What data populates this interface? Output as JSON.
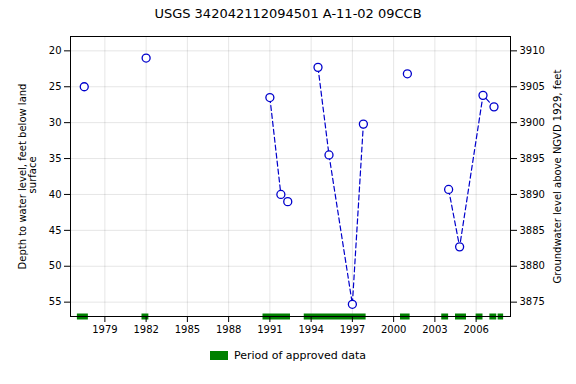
{
  "chart_data": {
    "type": "scatter",
    "title": "USGS 342042112094501 A-11-02 09CCB",
    "ylabel": "Depth to water level, feet below land\n surface",
    "y2label": "Groundwater level above NGVD 1929, feet",
    "xlim": [
      1976.5,
      2008.5
    ],
    "xticks": [
      1979,
      1982,
      1985,
      1988,
      1991,
      1994,
      1997,
      2000,
      2003,
      2006
    ],
    "ylim": [
      57,
      18
    ],
    "yticks": [
      20,
      25,
      30,
      35,
      40,
      45,
      50,
      55
    ],
    "y2lim": [
      3873,
      3912
    ],
    "y2ticks": [
      3875,
      3880,
      3885,
      3890,
      3895,
      3900,
      3905,
      3910
    ],
    "grid": true,
    "legend": "below",
    "series": [
      {
        "type": "line",
        "line_style": "dashed",
        "color": "#0000CC",
        "x": [
          1991.0,
          1991.8,
          1992.3
        ],
        "values": [
          26.5,
          40.0,
          41.0
        ]
      },
      {
        "type": "line",
        "line_style": "dashed",
        "color": "#0000CC",
        "x": [
          1994.5,
          1995.3,
          1997.0,
          1997.8
        ],
        "values": [
          22.3,
          34.5,
          55.3,
          30.2
        ]
      },
      {
        "type": "line",
        "line_style": "dashed",
        "color": "#0000CC",
        "x": [
          2004.0,
          2004.8,
          2006.5,
          2007.3
        ],
        "values": [
          39.3,
          47.3,
          26.2,
          27.8
        ]
      },
      {
        "type": "scatter",
        "marker": "circle",
        "color": "#0000CC",
        "x": [
          1977.5,
          1982.0,
          1991.0,
          1991.8,
          1992.3,
          1994.5,
          1995.3,
          1997.0,
          1997.8,
          2001.0,
          2004.0,
          2004.8,
          2006.5,
          2007.3
        ],
        "values": [
          25.0,
          21.0,
          26.5,
          40.0,
          41.0,
          22.3,
          34.5,
          55.3,
          30.2,
          23.2,
          39.3,
          47.3,
          26.2,
          27.8
        ]
      },
      {
        "type": "period",
        "name": "Period of approved data",
        "color": "#008000",
        "periods": [
          [
            1977.0,
            1977.8
          ],
          [
            1981.7,
            1982.2
          ],
          [
            1990.5,
            1992.5
          ],
          [
            1993.5,
            1998.0
          ],
          [
            2000.5,
            2001.2
          ],
          [
            2003.5,
            2004.0
          ],
          [
            2004.5,
            2005.3
          ],
          [
            2006.0,
            2006.5
          ],
          [
            2007.0,
            2007.5
          ],
          [
            2007.6,
            2008.0
          ]
        ]
      }
    ]
  }
}
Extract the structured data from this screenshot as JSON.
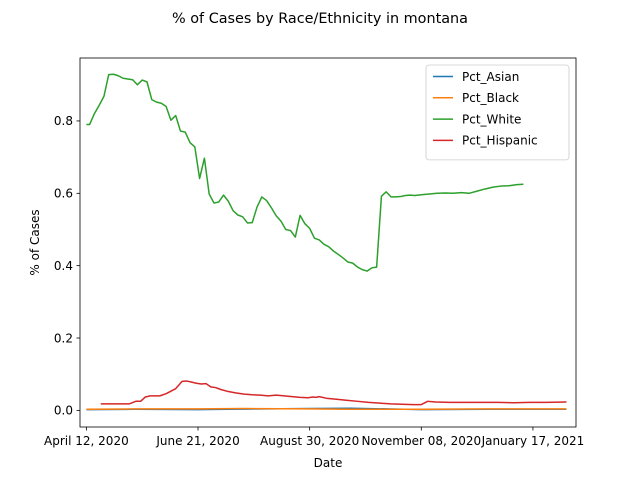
{
  "chart_data": {
    "type": "line",
    "title": "% of Cases by Race/Ethnicity in montana",
    "xlabel": "Date",
    "ylabel": "% of Cases",
    "xlim": [
      "2020-04-08",
      "2021-02-13"
    ],
    "ylim": [
      -0.046,
      0.974
    ],
    "x_ticks": [
      "2020-04-12",
      "2020-06-21",
      "2020-08-30",
      "2020-11-08",
      "2021-01-17"
    ],
    "x_tick_labels": [
      "April 12, 2020",
      "June 21, 2020",
      "August 30, 2020",
      "November 08, 2020",
      "January 17, 2021"
    ],
    "y_ticks": [
      0.0,
      0.2,
      0.4,
      0.6,
      0.8
    ],
    "y_tick_labels": [
      "0.0",
      "0.2",
      "0.4",
      "0.6",
      "0.8"
    ],
    "grid": false,
    "legend_position": "upper right",
    "series": [
      {
        "name": "Pct_Asian",
        "color": "#1f77b4",
        "points": [
          [
            "2020-04-12",
            0.002
          ],
          [
            "2020-05-12",
            0.003
          ],
          [
            "2020-06-21",
            0.002
          ],
          [
            "2020-07-10",
            0.003
          ],
          [
            "2020-08-30",
            0.005
          ],
          [
            "2020-09-25",
            0.006
          ],
          [
            "2020-11-08",
            0.002
          ],
          [
            "2020-12-20",
            0.003
          ],
          [
            "2021-02-07",
            0.003
          ]
        ]
      },
      {
        "name": "Pct_Black",
        "color": "#ff7f0e",
        "points": [
          [
            "2020-04-12",
            0.003
          ],
          [
            "2020-05-12",
            0.004
          ],
          [
            "2020-06-21",
            0.004
          ],
          [
            "2020-07-20",
            0.005
          ],
          [
            "2020-08-30",
            0.004
          ],
          [
            "2020-09-25",
            0.003
          ],
          [
            "2020-11-08",
            0.003
          ],
          [
            "2020-12-20",
            0.004
          ],
          [
            "2021-02-07",
            0.004
          ]
        ]
      },
      {
        "name": "Pct_White",
        "color": "#2ca02c",
        "points": [
          [
            "2020-04-12",
            0.79
          ],
          [
            "2020-04-14",
            0.79
          ],
          [
            "2020-04-17",
            0.82
          ],
          [
            "2020-04-20",
            0.843
          ],
          [
            "2020-04-23",
            0.868
          ],
          [
            "2020-04-26",
            0.928
          ],
          [
            "2020-04-29",
            0.929
          ],
          [
            "2020-05-02",
            0.925
          ],
          [
            "2020-05-05",
            0.918
          ],
          [
            "2020-05-08",
            0.916
          ],
          [
            "2020-05-11",
            0.914
          ],
          [
            "2020-05-14",
            0.9
          ],
          [
            "2020-05-17",
            0.913
          ],
          [
            "2020-05-20",
            0.908
          ],
          [
            "2020-05-23",
            0.859
          ],
          [
            "2020-05-26",
            0.852
          ],
          [
            "2020-05-29",
            0.849
          ],
          [
            "2020-06-01",
            0.84
          ],
          [
            "2020-06-04",
            0.802
          ],
          [
            "2020-06-07",
            0.815
          ],
          [
            "2020-06-10",
            0.772
          ],
          [
            "2020-06-13",
            0.769
          ],
          [
            "2020-06-16",
            0.74
          ],
          [
            "2020-06-19",
            0.728
          ],
          [
            "2020-06-22",
            0.641
          ],
          [
            "2020-06-25",
            0.697
          ],
          [
            "2020-06-28",
            0.598
          ],
          [
            "2020-07-01",
            0.573
          ],
          [
            "2020-07-04",
            0.576
          ],
          [
            "2020-07-07",
            0.595
          ],
          [
            "2020-07-10",
            0.578
          ],
          [
            "2020-07-13",
            0.552
          ],
          [
            "2020-07-16",
            0.54
          ],
          [
            "2020-07-19",
            0.535
          ],
          [
            "2020-07-22",
            0.518
          ],
          [
            "2020-07-25",
            0.519
          ],
          [
            "2020-07-28",
            0.562
          ],
          [
            "2020-07-31",
            0.59
          ],
          [
            "2020-08-03",
            0.58
          ],
          [
            "2020-08-06",
            0.56
          ],
          [
            "2020-08-09",
            0.538
          ],
          [
            "2020-08-12",
            0.523
          ],
          [
            "2020-08-15",
            0.5
          ],
          [
            "2020-08-18",
            0.497
          ],
          [
            "2020-08-21",
            0.479
          ],
          [
            "2020-08-24",
            0.539
          ],
          [
            "2020-08-27",
            0.516
          ],
          [
            "2020-08-30",
            0.503
          ],
          [
            "2020-09-02",
            0.476
          ],
          [
            "2020-09-05",
            0.471
          ],
          [
            "2020-09-08",
            0.459
          ],
          [
            "2020-09-11",
            0.452
          ],
          [
            "2020-09-14",
            0.44
          ],
          [
            "2020-09-17",
            0.431
          ],
          [
            "2020-09-20",
            0.421
          ],
          [
            "2020-09-23",
            0.41
          ],
          [
            "2020-09-26",
            0.407
          ],
          [
            "2020-09-29",
            0.396
          ],
          [
            "2020-10-02",
            0.389
          ],
          [
            "2020-10-05",
            0.385
          ],
          [
            "2020-10-08",
            0.394
          ],
          [
            "2020-10-11",
            0.396
          ],
          [
            "2020-10-14",
            0.592
          ],
          [
            "2020-10-17",
            0.604
          ],
          [
            "2020-10-20",
            0.59
          ],
          [
            "2020-10-23",
            0.59
          ],
          [
            "2020-10-26",
            0.591
          ],
          [
            "2020-10-29",
            0.594
          ],
          [
            "2020-11-01",
            0.595
          ],
          [
            "2020-11-04",
            0.594
          ],
          [
            "2020-11-08",
            0.596
          ],
          [
            "2020-11-13",
            0.598
          ],
          [
            "2020-11-18",
            0.6
          ],
          [
            "2020-11-23",
            0.601
          ],
          [
            "2020-11-28",
            0.6
          ],
          [
            "2020-12-03",
            0.602
          ],
          [
            "2020-12-08",
            0.6
          ],
          [
            "2020-12-13",
            0.606
          ],
          [
            "2020-12-18",
            0.612
          ],
          [
            "2020-12-23",
            0.617
          ],
          [
            "2020-12-28",
            0.62
          ],
          [
            "2021-01-02",
            0.621
          ],
          [
            "2021-01-07",
            0.624
          ],
          [
            "2021-01-11",
            0.625
          ]
        ]
      },
      {
        "name": "Pct_Hispanic",
        "color": "#d62728",
        "points": [
          [
            "2020-04-21",
            0.018
          ],
          [
            "2020-05-09",
            0.018
          ],
          [
            "2020-05-13",
            0.025
          ],
          [
            "2020-05-16",
            0.025
          ],
          [
            "2020-05-19",
            0.037
          ],
          [
            "2020-05-22",
            0.04
          ],
          [
            "2020-05-28",
            0.04
          ],
          [
            "2020-06-01",
            0.046
          ],
          [
            "2020-06-07",
            0.06
          ],
          [
            "2020-06-11",
            0.08
          ],
          [
            "2020-06-14",
            0.081
          ],
          [
            "2020-06-17",
            0.078
          ],
          [
            "2020-06-20",
            0.075
          ],
          [
            "2020-06-23",
            0.073
          ],
          [
            "2020-06-26",
            0.074
          ],
          [
            "2020-06-29",
            0.065
          ],
          [
            "2020-07-02",
            0.063
          ],
          [
            "2020-07-05",
            0.058
          ],
          [
            "2020-07-10",
            0.052
          ],
          [
            "2020-07-15",
            0.048
          ],
          [
            "2020-07-20",
            0.045
          ],
          [
            "2020-07-25",
            0.043
          ],
          [
            "2020-07-30",
            0.042
          ],
          [
            "2020-08-04",
            0.04
          ],
          [
            "2020-08-09",
            0.042
          ],
          [
            "2020-08-14",
            0.04
          ],
          [
            "2020-08-19",
            0.038
          ],
          [
            "2020-08-24",
            0.036
          ],
          [
            "2020-08-29",
            0.035
          ],
          [
            "2020-09-01",
            0.037
          ],
          [
            "2020-09-03",
            0.036
          ],
          [
            "2020-09-05",
            0.038
          ],
          [
            "2020-09-10",
            0.033
          ],
          [
            "2020-09-15",
            0.031
          ],
          [
            "2020-09-22",
            0.028
          ],
          [
            "2020-09-29",
            0.025
          ],
          [
            "2020-10-06",
            0.022
          ],
          [
            "2020-10-13",
            0.02
          ],
          [
            "2020-10-20",
            0.018
          ],
          [
            "2020-10-27",
            0.017
          ],
          [
            "2020-11-03",
            0.016
          ],
          [
            "2020-11-08",
            0.016
          ],
          [
            "2020-11-12",
            0.025
          ],
          [
            "2020-11-17",
            0.023
          ],
          [
            "2020-11-26",
            0.022
          ],
          [
            "2020-12-06",
            0.022
          ],
          [
            "2020-12-16",
            0.022
          ],
          [
            "2020-12-26",
            0.022
          ],
          [
            "2021-01-05",
            0.021
          ],
          [
            "2021-01-15",
            0.022
          ],
          [
            "2021-01-25",
            0.022
          ],
          [
            "2021-02-07",
            0.023
          ]
        ]
      }
    ]
  }
}
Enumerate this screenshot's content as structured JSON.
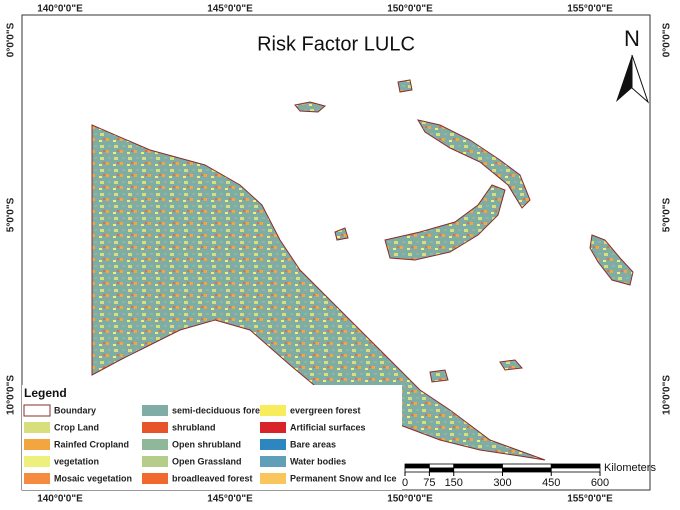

→ **Exercise task**:
Copy every line of the entries above in which "screenshot" occurs.

→ **Solution to the exercise**:
Extract the structured data from this screenshot as JSON.
Enumerate this screenshot's content as structured JSON.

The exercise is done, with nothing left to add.